Work required:
Print each of the entries exactly, leaving nothing out.

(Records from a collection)
--------------------------------------------------

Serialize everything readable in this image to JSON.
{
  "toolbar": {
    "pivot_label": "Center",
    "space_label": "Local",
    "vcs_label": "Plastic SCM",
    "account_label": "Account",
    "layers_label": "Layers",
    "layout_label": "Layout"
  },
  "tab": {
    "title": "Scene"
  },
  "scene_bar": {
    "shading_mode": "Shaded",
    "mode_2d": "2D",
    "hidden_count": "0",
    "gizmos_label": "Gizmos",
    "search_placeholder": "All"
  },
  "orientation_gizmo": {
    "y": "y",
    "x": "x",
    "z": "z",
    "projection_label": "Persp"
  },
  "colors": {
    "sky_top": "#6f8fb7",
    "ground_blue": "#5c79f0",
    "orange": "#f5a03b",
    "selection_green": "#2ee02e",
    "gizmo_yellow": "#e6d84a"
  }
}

--------------------------------------------------

Written reply:
Serialize everything readable in this image to JSON.
{
  "toolbar": {
    "pivot_label": "Center",
    "space_label": "Local",
    "vcs_label": "Plastic SCM",
    "account_label": "Account",
    "layers_label": "Layers",
    "layout_label": "Layout"
  },
  "tab": {
    "title": "Scene"
  },
  "scene_bar": {
    "shading_mode": "Shaded",
    "mode_2d": "2D",
    "hidden_count": "0",
    "gizmos_label": "Gizmos",
    "search_placeholder": "All"
  },
  "orientation_gizmo": {
    "y": "y",
    "x": "x",
    "z": "z",
    "projection_label": "Persp"
  },
  "colors": {
    "sky_top": "#6f8fb7",
    "ground_blue": "#5c79f0",
    "orange": "#f5a03b",
    "selection_green": "#2ee02e",
    "gizmo_yellow": "#e6d84a"
  }
}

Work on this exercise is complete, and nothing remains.